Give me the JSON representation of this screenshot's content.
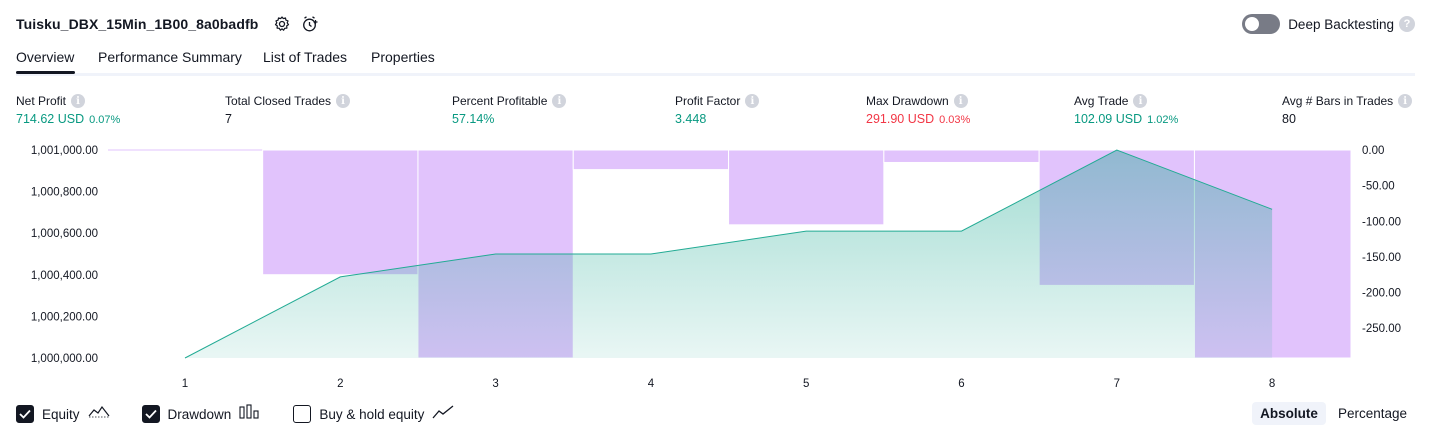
{
  "header": {
    "title": "Tuisku_DBX_15Min_1B00_8a0badfb",
    "settings_icon": "gear-icon",
    "alert_icon": "add-alert-clock-icon",
    "deep_backtesting_label": "Deep Backtesting",
    "deep_backtesting_enabled": false,
    "help_glyph": "?"
  },
  "tabs": [
    {
      "label": "Overview",
      "active": true
    },
    {
      "label": "Performance Summary",
      "active": false
    },
    {
      "label": "List of Trades",
      "active": false
    },
    {
      "label": "Properties",
      "active": false
    }
  ],
  "metrics": {
    "info_glyph": "i",
    "net_profit": {
      "label": "Net Profit",
      "value": "714.62 USD",
      "pct": "0.07%"
    },
    "total_closed_trades": {
      "label": "Total Closed Trades",
      "value": "7"
    },
    "percent_profitable": {
      "label": "Percent Profitable",
      "value": "57.14%"
    },
    "profit_factor": {
      "label": "Profit Factor",
      "value": "3.448"
    },
    "max_drawdown": {
      "label": "Max Drawdown",
      "value": "291.90 USD",
      "pct": "0.03%"
    },
    "avg_trade": {
      "label": "Avg Trade",
      "value": "102.09 USD",
      "pct": "1.02%"
    },
    "avg_bars": {
      "label": "Avg # Bars in Trades",
      "value": "80"
    }
  },
  "colors": {
    "profit": "#089981",
    "loss": "#f23645",
    "equity_line": "#22ab94",
    "drawdown_fill": "#e1c3fc",
    "overlap_fill": "#c6bdf0"
  },
  "chart_data": {
    "type": "area",
    "x": [
      1,
      2,
      3,
      4,
      5,
      6,
      7,
      8
    ],
    "left_axis": {
      "ticks": [
        "1,001,000.00",
        "1,000,800.00",
        "1,000,600.00",
        "1,000,400.00",
        "1,000,200.00",
        "1,000,000.00"
      ],
      "ylim": [
        1000000,
        1001000
      ]
    },
    "right_axis": {
      "ticks": [
        "0.00",
        "-50.00",
        "-100.00",
        "-150.00",
        "-200.00",
        "-250.00"
      ],
      "ylim": [
        -291.9,
        0
      ]
    },
    "series": [
      {
        "name": "Equity",
        "axis": "left",
        "values": [
          1000000,
          1000390,
          1000500,
          1000500,
          1000610,
          1000610,
          1001000,
          1000715
        ]
      },
      {
        "name": "Drawdown",
        "axis": "right",
        "type": "bar",
        "values": [
          0,
          -175,
          -291.9,
          -27.5,
          -105,
          -17.5,
          -190,
          -291.9
        ]
      }
    ],
    "grid": false
  },
  "legend": {
    "equity": {
      "label": "Equity",
      "checked": true,
      "icon": "equity-line-icon"
    },
    "drawdown": {
      "label": "Drawdown",
      "checked": true,
      "icon": "drawdown-bars-icon"
    },
    "buy_hold": {
      "label": "Buy & hold equity",
      "checked": false,
      "icon": "buy-hold-line-icon"
    }
  },
  "mode": {
    "absolute": "Absolute",
    "percentage": "Percentage",
    "selected": "Absolute"
  }
}
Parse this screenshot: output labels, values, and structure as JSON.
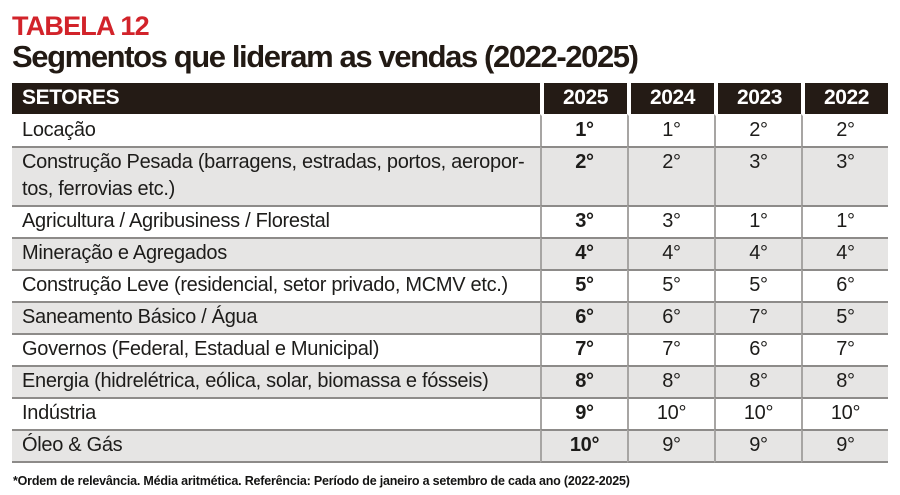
{
  "header": {
    "label": "TABELA 12",
    "title": "Segmentos que lideram as vendas (2022-2025)"
  },
  "colors": {
    "accent_red": "#d2232a",
    "header_bg": "#241b15",
    "row_alt_bg": "#e6e5e4",
    "divider_gray": "#8d8b89"
  },
  "table": {
    "columns": [
      "SETORES",
      "2025",
      "2024",
      "2023",
      "2022"
    ],
    "rows": [
      {
        "sector": "Locação",
        "values": [
          "1°",
          "1°",
          "2°",
          "2°"
        ]
      },
      {
        "sector": "Construção Pesada (barragens, estradas, portos, aeropor-\ntos, ferrovias etc.)",
        "values": [
          "2°",
          "2°",
          "3°",
          "3°"
        ]
      },
      {
        "sector": "Agricultura / Agribusiness / Florestal",
        "values": [
          "3°",
          "3°",
          "1°",
          "1°"
        ]
      },
      {
        "sector": "Mineração e Agregados",
        "values": [
          "4°",
          "4°",
          "4°",
          "4°"
        ]
      },
      {
        "sector": "Construção Leve (residencial, setor privado, MCMV etc.)",
        "values": [
          "5°",
          "5°",
          "5°",
          "6°"
        ]
      },
      {
        "sector": "Saneamento Básico / Água",
        "values": [
          "6°",
          "6°",
          "7°",
          "5°"
        ]
      },
      {
        "sector": "Governos (Federal, Estadual e Municipal)",
        "values": [
          "7°",
          "7°",
          "6°",
          "7°"
        ]
      },
      {
        "sector": "Energia (hidrelétrica, eólica, solar, biomassa e fósseis)",
        "values": [
          "8°",
          "8°",
          "8°",
          "8°"
        ]
      },
      {
        "sector": "Indústria",
        "values": [
          "9°",
          "10°",
          "10°",
          "10°"
        ]
      },
      {
        "sector": "Óleo & Gás",
        "values": [
          "10°",
          "9°",
          "9°",
          "9°"
        ]
      }
    ]
  },
  "footnote": "*Ordem de relevância. Média aritmética. Referência: Período de janeiro a setembro de cada ano (2022-2025)",
  "chart_data": {
    "type": "table",
    "title": "TABELA 12 — Segmentos que lideram as vendas (2022-2025)",
    "columns": [
      "SETORES",
      "2025",
      "2024",
      "2023",
      "2022"
    ],
    "rows": [
      {
        "sector": "Locação",
        "ranks": [
          1,
          1,
          2,
          2
        ]
      },
      {
        "sector": "Construção Pesada (barragens, estradas, portos, aeroportos, ferrovias etc.)",
        "ranks": [
          2,
          2,
          3,
          3
        ]
      },
      {
        "sector": "Agricultura / Agribusiness / Florestal",
        "ranks": [
          3,
          3,
          1,
          1
        ]
      },
      {
        "sector": "Mineração e Agregados",
        "ranks": [
          4,
          4,
          4,
          4
        ]
      },
      {
        "sector": "Construção Leve (residencial, setor privado, MCMV etc.)",
        "ranks": [
          5,
          5,
          5,
          6
        ]
      },
      {
        "sector": "Saneamento Básico / Água",
        "ranks": [
          6,
          6,
          7,
          5
        ]
      },
      {
        "sector": "Governos (Federal, Estadual e Municipal)",
        "ranks": [
          7,
          7,
          6,
          7
        ]
      },
      {
        "sector": "Energia (hidrelétrica, eólica, solar, biomassa e fósseis)",
        "ranks": [
          8,
          8,
          8,
          8
        ]
      },
      {
        "sector": "Indústria",
        "ranks": [
          9,
          10,
          10,
          10
        ]
      },
      {
        "sector": "Óleo & Gás",
        "ranks": [
          10,
          9,
          9,
          9
        ]
      }
    ],
    "notes": "Rankings (1° = líder) por ano; ordem de relevância, média aritmética, janeiro a setembro de cada ano"
  }
}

Given task
Each entry above is to be written out again unchanged, apart from the pictures, which are left out.

Output of the exercise
Give me the JSON representation of this screenshot's content.
{
  "header": {
    "title": "Tuisku_DBX_15Min_1B00_8a0badfb",
    "settings_icon": "gear-icon",
    "alert_icon": "add-alert-clock-icon",
    "deep_backtesting_label": "Deep Backtesting",
    "deep_backtesting_enabled": false,
    "help_glyph": "?"
  },
  "tabs": [
    {
      "label": "Overview",
      "active": true
    },
    {
      "label": "Performance Summary",
      "active": false
    },
    {
      "label": "List of Trades",
      "active": false
    },
    {
      "label": "Properties",
      "active": false
    }
  ],
  "metrics": {
    "info_glyph": "i",
    "net_profit": {
      "label": "Net Profit",
      "value": "714.62 USD",
      "pct": "0.07%"
    },
    "total_closed_trades": {
      "label": "Total Closed Trades",
      "value": "7"
    },
    "percent_profitable": {
      "label": "Percent Profitable",
      "value": "57.14%"
    },
    "profit_factor": {
      "label": "Profit Factor",
      "value": "3.448"
    },
    "max_drawdown": {
      "label": "Max Drawdown",
      "value": "291.90 USD",
      "pct": "0.03%"
    },
    "avg_trade": {
      "label": "Avg Trade",
      "value": "102.09 USD",
      "pct": "1.02%"
    },
    "avg_bars": {
      "label": "Avg # Bars in Trades",
      "value": "80"
    }
  },
  "colors": {
    "profit": "#089981",
    "loss": "#f23645",
    "equity_line": "#22ab94",
    "drawdown_fill": "#e1c3fc",
    "overlap_fill": "#c6bdf0"
  },
  "chart_data": {
    "type": "area",
    "x": [
      1,
      2,
      3,
      4,
      5,
      6,
      7,
      8
    ],
    "left_axis": {
      "ticks": [
        "1,001,000.00",
        "1,000,800.00",
        "1,000,600.00",
        "1,000,400.00",
        "1,000,200.00",
        "1,000,000.00"
      ],
      "ylim": [
        1000000,
        1001000
      ]
    },
    "right_axis": {
      "ticks": [
        "0.00",
        "-50.00",
        "-100.00",
        "-150.00",
        "-200.00",
        "-250.00"
      ],
      "ylim": [
        -291.9,
        0
      ]
    },
    "series": [
      {
        "name": "Equity",
        "axis": "left",
        "values": [
          1000000,
          1000390,
          1000500,
          1000500,
          1000610,
          1000610,
          1001000,
          1000715
        ]
      },
      {
        "name": "Drawdown",
        "axis": "right",
        "type": "bar",
        "values": [
          0,
          -175,
          -291.9,
          -27.5,
          -105,
          -17.5,
          -190,
          -291.9
        ]
      }
    ],
    "grid": false
  },
  "legend": {
    "equity": {
      "label": "Equity",
      "checked": true,
      "icon": "equity-line-icon"
    },
    "drawdown": {
      "label": "Drawdown",
      "checked": true,
      "icon": "drawdown-bars-icon"
    },
    "buy_hold": {
      "label": "Buy & hold equity",
      "checked": false,
      "icon": "buy-hold-line-icon"
    }
  },
  "mode": {
    "absolute": "Absolute",
    "percentage": "Percentage",
    "selected": "Absolute"
  }
}
Parse this screenshot: output labels, values, and structure as JSON.
{
  "header": {
    "label": "TABELA 12",
    "title": "Segmentos que lideram as vendas (2022-2025)"
  },
  "colors": {
    "accent_red": "#d2232a",
    "header_bg": "#241b15",
    "row_alt_bg": "#e6e5e4",
    "divider_gray": "#8d8b89"
  },
  "table": {
    "columns": [
      "SETORES",
      "2025",
      "2024",
      "2023",
      "2022"
    ],
    "rows": [
      {
        "sector": "Locação",
        "values": [
          "1°",
          "1°",
          "2°",
          "2°"
        ]
      },
      {
        "sector": "Construção Pesada (barragens, estradas, portos, aeropor-\ntos, ferrovias etc.)",
        "values": [
          "2°",
          "2°",
          "3°",
          "3°"
        ]
      },
      {
        "sector": "Agricultura / Agribusiness / Florestal",
        "values": [
          "3°",
          "3°",
          "1°",
          "1°"
        ]
      },
      {
        "sector": "Mineração e Agregados",
        "values": [
          "4°",
          "4°",
          "4°",
          "4°"
        ]
      },
      {
        "sector": "Construção Leve (residencial, setor privado, MCMV etc.)",
        "values": [
          "5°",
          "5°",
          "5°",
          "6°"
        ]
      },
      {
        "sector": "Saneamento Básico / Água",
        "values": [
          "6°",
          "6°",
          "7°",
          "5°"
        ]
      },
      {
        "sector": "Governos (Federal, Estadual e Municipal)",
        "values": [
          "7°",
          "7°",
          "6°",
          "7°"
        ]
      },
      {
        "sector": "Energia (hidrelétrica, eólica, solar, biomassa e fósseis)",
        "values": [
          "8°",
          "8°",
          "8°",
          "8°"
        ]
      },
      {
        "sector": "Indústria",
        "values": [
          "9°",
          "10°",
          "10°",
          "10°"
        ]
      },
      {
        "sector": "Óleo & Gás",
        "values": [
          "10°",
          "9°",
          "9°",
          "9°"
        ]
      }
    ]
  },
  "footnote": "*Ordem de relevância. Média aritmética. Referência: Período de janeiro a setembro de cada ano (2022-2025)",
  "chart_data": {
    "type": "table",
    "title": "TABELA 12 — Segmentos que lideram as vendas (2022-2025)",
    "columns": [
      "SETORES",
      "2025",
      "2024",
      "2023",
      "2022"
    ],
    "rows": [
      {
        "sector": "Locação",
        "ranks": [
          1,
          1,
          2,
          2
        ]
      },
      {
        "sector": "Construção Pesada (barragens, estradas, portos, aeroportos, ferrovias etc.)",
        "ranks": [
          2,
          2,
          3,
          3
        ]
      },
      {
        "sector": "Agricultura / Agribusiness / Florestal",
        "ranks": [
          3,
          3,
          1,
          1
        ]
      },
      {
        "sector": "Mineração e Agregados",
        "ranks": [
          4,
          4,
          4,
          4
        ]
      },
      {
        "sector": "Construção Leve (residencial, setor privado, MCMV etc.)",
        "ranks": [
          5,
          5,
          5,
          6
        ]
      },
      {
        "sector": "Saneamento Básico / Água",
        "ranks": [
          6,
          6,
          7,
          5
        ]
      },
      {
        "sector": "Governos (Federal, Estadual e Municipal)",
        "ranks": [
          7,
          7,
          6,
          7
        ]
      },
      {
        "sector": "Energia (hidrelétrica, eólica, solar, biomassa e fósseis)",
        "ranks": [
          8,
          8,
          8,
          8
        ]
      },
      {
        "sector": "Indústria",
        "ranks": [
          9,
          10,
          10,
          10
        ]
      },
      {
        "sector": "Óleo & Gás",
        "ranks": [
          10,
          9,
          9,
          9
        ]
      }
    ],
    "notes": "Rankings (1° = líder) por ano; ordem de relevância, média aritmética, janeiro a setembro de cada ano"
  }
}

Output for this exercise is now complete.